Stored entries
□ □ □ □ □

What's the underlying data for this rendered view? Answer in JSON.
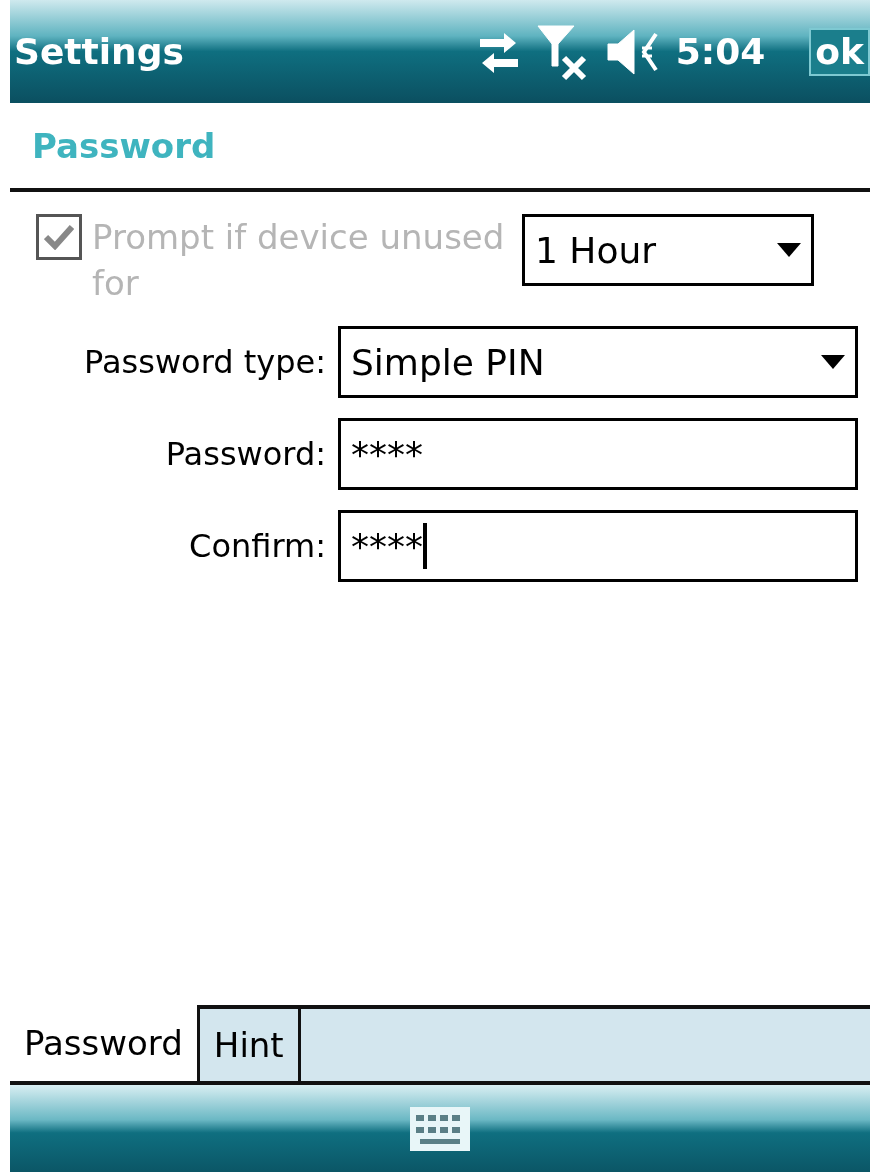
{
  "title_bar": {
    "title": "Settings",
    "time": "5:04",
    "ok": "ok"
  },
  "header": "Password",
  "prompt": {
    "label": "Prompt if device unused for",
    "checked": true,
    "disabled": true,
    "value": "1 Hour"
  },
  "fields": [
    {
      "kind": "select",
      "label": "Password type:",
      "value": "Simple PIN"
    },
    {
      "kind": "text",
      "label": "Password:",
      "value": "****",
      "focused": false
    },
    {
      "kind": "text",
      "label": "Confirm:",
      "value": "****",
      "focused": true
    }
  ],
  "tabs": [
    {
      "label": "Password",
      "selected": true
    },
    {
      "label": "Hint",
      "selected": false
    }
  ]
}
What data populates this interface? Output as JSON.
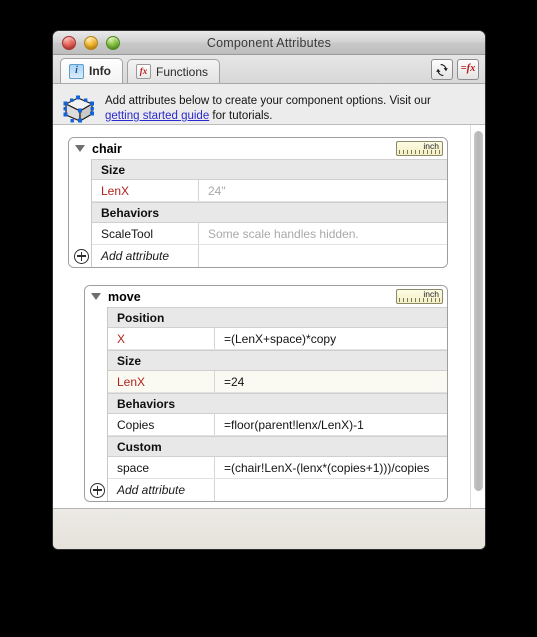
{
  "window": {
    "title": "Component Attributes",
    "controls": [
      "close-button",
      "minimize-button",
      "zoom-button"
    ]
  },
  "tabs": [
    {
      "label": "Info",
      "icon": "info-icon",
      "icon_glyph": "i",
      "active": true
    },
    {
      "label": "Functions",
      "icon": "fx-icon",
      "icon_glyph": "fx",
      "active": false
    }
  ],
  "toolbar": {
    "refresh_label": "⟳",
    "functions_label": "=fx"
  },
  "banner": {
    "icon": "component-cube-icon",
    "text_before": "Add attributes below to create your component options. Visit our",
    "link": "getting started guide",
    "text_after": "for tutorials."
  },
  "panels": [
    {
      "name": "chair",
      "unit": "inch",
      "expanded": true,
      "groups": [
        {
          "title": "Size",
          "attributes": [
            {
              "name": "LenX",
              "value": "24\"",
              "name_style": "red",
              "value_style": "muted",
              "row_style": "plain"
            }
          ]
        },
        {
          "title": "Behaviors",
          "attributes": [
            {
              "name": "ScaleTool",
              "value": "Some scale handles hidden.",
              "name_style": "plain",
              "value_style": "muted",
              "row_style": "plain"
            }
          ]
        }
      ],
      "add_attribute_label": "Add attribute"
    },
    {
      "name": "move",
      "unit": "inch",
      "expanded": true,
      "groups": [
        {
          "title": "Position",
          "attributes": [
            {
              "name": "X",
              "value": "=(LenX+space)*copy",
              "name_style": "red",
              "value_style": "plain",
              "row_style": "plain"
            }
          ]
        },
        {
          "title": "Size",
          "attributes": [
            {
              "name": "LenX",
              "value": "=24",
              "name_style": "red",
              "value_style": "plain",
              "row_style": "tint"
            }
          ]
        },
        {
          "title": "Behaviors",
          "attributes": [
            {
              "name": "Copies",
              "value": "=floor(parent!lenx/LenX)-1",
              "name_style": "plain",
              "value_style": "plain",
              "row_style": "plain"
            }
          ]
        },
        {
          "title": "Custom",
          "attributes": [
            {
              "name": "space",
              "value": "=(chair!LenX-(lenx*(copies+1)))/copies",
              "name_style": "plain",
              "value_style": "plain",
              "row_style": "plain"
            }
          ]
        }
      ],
      "add_attribute_label": "Add attribute"
    }
  ],
  "colors": {
    "attribute_red": "#b2221d",
    "link_blue": "#2a2ad0",
    "group_header_bg": "#e8e8e8",
    "highlight_row": "#fbfaf2",
    "window_bg": "#ececec"
  }
}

□ □ □ □ □

Every line that holds the word "Password" should be extracted.

Correct result:
  "header": "Password",
      "label": "Password type:",
      "label": "Password:",
      "label": "Password",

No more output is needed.